◆ **Records to use**:
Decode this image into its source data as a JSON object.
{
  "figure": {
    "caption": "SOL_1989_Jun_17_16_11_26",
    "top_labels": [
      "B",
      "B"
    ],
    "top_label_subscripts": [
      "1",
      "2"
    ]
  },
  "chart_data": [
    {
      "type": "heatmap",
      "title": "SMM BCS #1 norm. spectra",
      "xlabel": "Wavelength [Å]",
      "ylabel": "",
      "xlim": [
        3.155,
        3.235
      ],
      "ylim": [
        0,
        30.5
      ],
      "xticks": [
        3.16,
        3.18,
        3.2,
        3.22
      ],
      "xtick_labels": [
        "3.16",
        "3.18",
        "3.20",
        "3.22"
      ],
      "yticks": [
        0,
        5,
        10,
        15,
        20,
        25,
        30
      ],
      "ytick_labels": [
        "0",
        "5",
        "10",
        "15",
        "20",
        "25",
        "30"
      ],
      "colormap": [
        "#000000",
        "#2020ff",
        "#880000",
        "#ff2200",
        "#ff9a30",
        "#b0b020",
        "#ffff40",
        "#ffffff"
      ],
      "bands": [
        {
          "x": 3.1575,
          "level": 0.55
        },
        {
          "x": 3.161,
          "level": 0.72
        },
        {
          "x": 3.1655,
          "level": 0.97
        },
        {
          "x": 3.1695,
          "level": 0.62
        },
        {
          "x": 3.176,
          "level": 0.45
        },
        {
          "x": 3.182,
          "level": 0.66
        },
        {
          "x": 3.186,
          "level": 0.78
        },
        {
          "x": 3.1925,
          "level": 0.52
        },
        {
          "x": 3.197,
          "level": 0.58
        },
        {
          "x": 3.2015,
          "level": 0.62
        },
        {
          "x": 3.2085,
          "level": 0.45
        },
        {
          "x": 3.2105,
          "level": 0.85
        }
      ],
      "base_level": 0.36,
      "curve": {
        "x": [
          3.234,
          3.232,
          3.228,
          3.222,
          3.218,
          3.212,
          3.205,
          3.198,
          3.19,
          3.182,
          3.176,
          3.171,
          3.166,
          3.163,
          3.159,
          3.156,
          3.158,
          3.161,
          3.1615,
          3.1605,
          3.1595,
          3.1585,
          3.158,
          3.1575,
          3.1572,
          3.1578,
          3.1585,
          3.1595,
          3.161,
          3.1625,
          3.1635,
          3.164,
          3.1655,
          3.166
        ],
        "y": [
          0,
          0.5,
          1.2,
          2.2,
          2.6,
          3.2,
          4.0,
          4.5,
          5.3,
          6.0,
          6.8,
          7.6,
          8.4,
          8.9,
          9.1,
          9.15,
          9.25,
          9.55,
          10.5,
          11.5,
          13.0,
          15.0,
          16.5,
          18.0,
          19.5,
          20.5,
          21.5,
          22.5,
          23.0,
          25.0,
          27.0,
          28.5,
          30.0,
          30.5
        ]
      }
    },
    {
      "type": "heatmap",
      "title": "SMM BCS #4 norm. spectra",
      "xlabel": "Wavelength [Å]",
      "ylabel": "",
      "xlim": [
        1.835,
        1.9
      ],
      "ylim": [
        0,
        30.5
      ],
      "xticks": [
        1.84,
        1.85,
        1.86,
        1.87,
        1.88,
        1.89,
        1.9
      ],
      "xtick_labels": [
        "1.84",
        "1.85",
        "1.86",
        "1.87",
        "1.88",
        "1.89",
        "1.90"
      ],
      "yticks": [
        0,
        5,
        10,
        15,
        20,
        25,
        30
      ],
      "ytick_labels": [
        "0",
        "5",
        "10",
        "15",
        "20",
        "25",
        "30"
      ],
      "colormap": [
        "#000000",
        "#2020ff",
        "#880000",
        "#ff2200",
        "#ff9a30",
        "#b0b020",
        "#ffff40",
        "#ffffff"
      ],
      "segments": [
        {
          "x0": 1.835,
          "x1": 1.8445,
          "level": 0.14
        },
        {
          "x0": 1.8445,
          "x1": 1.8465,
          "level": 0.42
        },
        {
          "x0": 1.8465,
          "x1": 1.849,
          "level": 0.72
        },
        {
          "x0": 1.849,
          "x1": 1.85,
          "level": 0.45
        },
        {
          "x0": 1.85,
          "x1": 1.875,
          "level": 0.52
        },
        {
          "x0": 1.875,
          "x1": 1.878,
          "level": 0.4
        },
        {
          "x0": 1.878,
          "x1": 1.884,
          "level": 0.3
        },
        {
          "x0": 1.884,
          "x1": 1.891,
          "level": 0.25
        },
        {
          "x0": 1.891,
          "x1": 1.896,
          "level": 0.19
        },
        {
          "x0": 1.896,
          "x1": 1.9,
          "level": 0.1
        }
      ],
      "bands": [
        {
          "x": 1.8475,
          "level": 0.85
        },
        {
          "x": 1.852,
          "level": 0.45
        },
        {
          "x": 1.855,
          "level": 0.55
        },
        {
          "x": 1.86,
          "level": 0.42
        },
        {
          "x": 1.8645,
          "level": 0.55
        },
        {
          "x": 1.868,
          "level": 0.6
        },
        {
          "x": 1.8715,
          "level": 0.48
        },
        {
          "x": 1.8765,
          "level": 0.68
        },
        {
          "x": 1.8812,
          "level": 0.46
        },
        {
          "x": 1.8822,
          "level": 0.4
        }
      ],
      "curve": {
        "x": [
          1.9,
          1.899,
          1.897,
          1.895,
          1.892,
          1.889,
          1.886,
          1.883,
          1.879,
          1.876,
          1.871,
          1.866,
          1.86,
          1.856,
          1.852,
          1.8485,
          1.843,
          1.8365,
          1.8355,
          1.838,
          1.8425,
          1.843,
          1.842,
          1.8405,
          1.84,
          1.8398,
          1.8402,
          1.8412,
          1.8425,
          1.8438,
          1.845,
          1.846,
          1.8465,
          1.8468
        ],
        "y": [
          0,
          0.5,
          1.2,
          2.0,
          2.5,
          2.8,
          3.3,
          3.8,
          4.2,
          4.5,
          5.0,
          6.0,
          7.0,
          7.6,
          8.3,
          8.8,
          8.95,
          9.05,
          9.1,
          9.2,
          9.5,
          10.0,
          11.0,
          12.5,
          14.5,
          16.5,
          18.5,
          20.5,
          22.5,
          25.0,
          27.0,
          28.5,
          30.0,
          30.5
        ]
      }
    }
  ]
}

◆ **What you need to do**:
Select and copy every line from the records that includes the word "norm".

◆ **Reply to the task**:
      "title": "SMM BCS #1 norm. spectra",
      "title": "SMM BCS #4 norm. spectra",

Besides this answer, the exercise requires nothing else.